### STATED TASK
Gather, from the listing beneath this task, every line holding the string "xlabel".

### INPUT DATA
###
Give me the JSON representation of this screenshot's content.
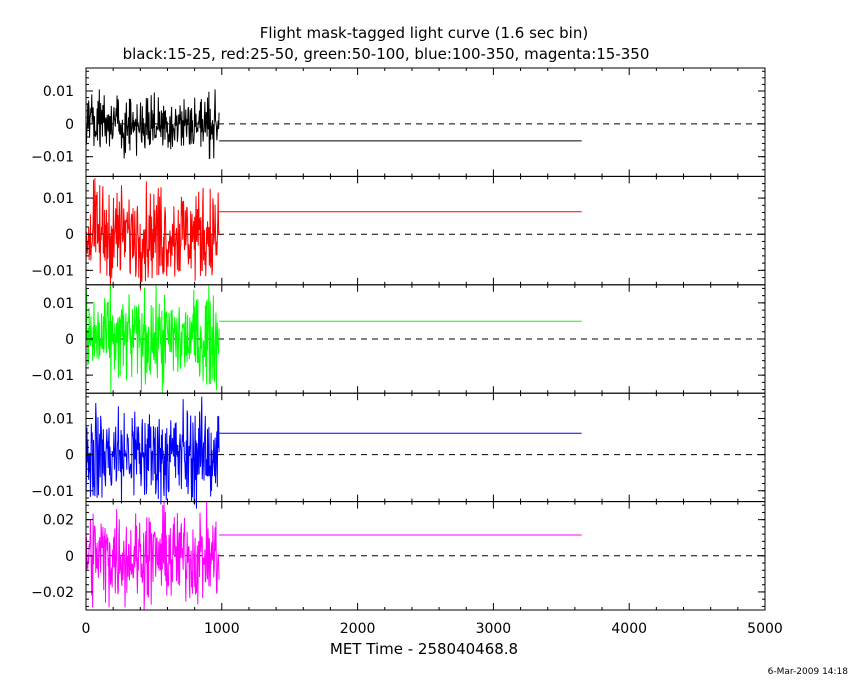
{
  "chart_data": {
    "type": "line",
    "title": "Flight mask-tagged light curve (1.6 sec bin)",
    "subtitle": "black:15-25, red:25-50, green:50-100, blue:100-350, magenta:15-350",
    "xlabel": "MET Time - 258040468.8",
    "xlim": [
      0,
      5000
    ],
    "x_ticks": [
      "0",
      "1000",
      "2000",
      "3000",
      "4000",
      "5000"
    ],
    "timestamp": "6-Mar-2009 14:18",
    "series": [
      {
        "color": "#000000",
        "ylim": [
          -0.016,
          0.017
        ],
        "y_tick_values": [
          -0.01,
          0,
          0.01
        ],
        "y_tick_labels": [
          "−0.01",
          "0",
          "0.01"
        ],
        "noise_x_range": [
          0,
          980
        ],
        "noise_amplitude": 0.0105,
        "mean_line": {
          "x": [
            980,
            3650
          ],
          "y": -0.0052
        }
      },
      {
        "color": "#ff0000",
        "ylim": [
          -0.014,
          0.016
        ],
        "y_tick_values": [
          -0.01,
          0,
          0.01
        ],
        "y_tick_labels": [
          "−0.01",
          "0",
          "0.01"
        ],
        "noise_x_range": [
          0,
          980
        ],
        "noise_amplitude": 0.0155,
        "mean_line": {
          "x": [
            980,
            3650
          ],
          "y": 0.0062
        }
      },
      {
        "color": "#00ff00",
        "ylim": [
          -0.015,
          0.015
        ],
        "y_tick_values": [
          -0.01,
          0,
          0.01
        ],
        "y_tick_labels": [
          "−0.01",
          "0",
          "0.01"
        ],
        "noise_x_range": [
          0,
          980
        ],
        "noise_amplitude": 0.0148,
        "mean_line": {
          "x": [
            980,
            3650
          ],
          "y": 0.0049
        }
      },
      {
        "color": "#0000ff",
        "ylim": [
          -0.013,
          0.017
        ],
        "y_tick_values": [
          -0.01,
          0,
          0.01
        ],
        "y_tick_labels": [
          "−0.01",
          "0",
          "0.01"
        ],
        "noise_x_range": [
          0,
          980
        ],
        "noise_amplitude": 0.016,
        "mean_line": {
          "x": [
            980,
            3650
          ],
          "y": 0.0059
        }
      },
      {
        "color": "#ff00ff",
        "ylim": [
          -0.03,
          0.03
        ],
        "y_tick_values": [
          -0.02,
          0,
          0.02
        ],
        "y_tick_labels": [
          "−0.02",
          "0",
          "0.02"
        ],
        "noise_x_range": [
          0,
          980
        ],
        "noise_amplitude": 0.03,
        "mean_line": {
          "x": [
            980,
            3650
          ],
          "y": 0.0115
        }
      }
    ]
  }
}
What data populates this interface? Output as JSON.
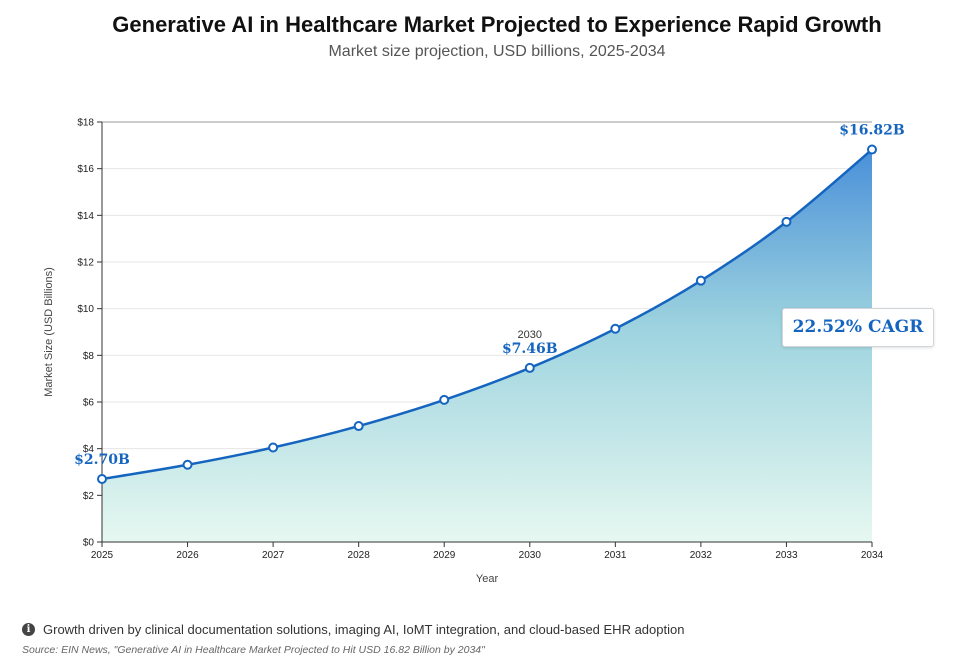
{
  "header": {
    "title": "Generative AI in Healthcare Market Projected to Experience Rapid Growth",
    "subtitle": "Market size projection, USD billions, 2025-2034"
  },
  "chart_data": {
    "type": "area",
    "x": [
      "2025",
      "2026",
      "2027",
      "2028",
      "2029",
      "2030",
      "2031",
      "2032",
      "2033",
      "2034"
    ],
    "series": [
      {
        "values": [
          2.7,
          3.31,
          4.05,
          4.97,
          6.09,
          7.46,
          9.14,
          11.2,
          13.72,
          16.82
        ]
      }
    ],
    "xlabel": "Year",
    "ylabel": "Market Size (USD Billions)",
    "ylim": [
      0,
      18
    ],
    "yticks": [
      "$0",
      "$2",
      "$4",
      "$6",
      "$8",
      "$10",
      "$12",
      "$14",
      "$16",
      "$18"
    ],
    "grid": true,
    "labels": [
      {
        "index": 0,
        "text": "$2.70B"
      },
      {
        "index": 5,
        "text": "$7.46B",
        "note": "2030"
      },
      {
        "index": 9,
        "text": "$16.82B"
      }
    ],
    "annotation": "22.52% CAGR",
    "colors": {
      "line": "#1565c0",
      "fill_top": "#4a90d9",
      "fill_mid": "#9dd3df",
      "fill_bottom": "#e6f8f0"
    }
  },
  "footer": {
    "note_icon": "info-icon",
    "note": "Growth driven by clinical documentation solutions, imaging AI, IoMT integration, and cloud-based EHR adoption",
    "source": "Source: EIN News, \"Generative AI in Healthcare Market Projected to Hit USD 16.82 Billion by 2034\""
  }
}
###
### CORRECT RESULT
    "xlabel": "MET Time - 258040468.8",
    "xlabel": "Year",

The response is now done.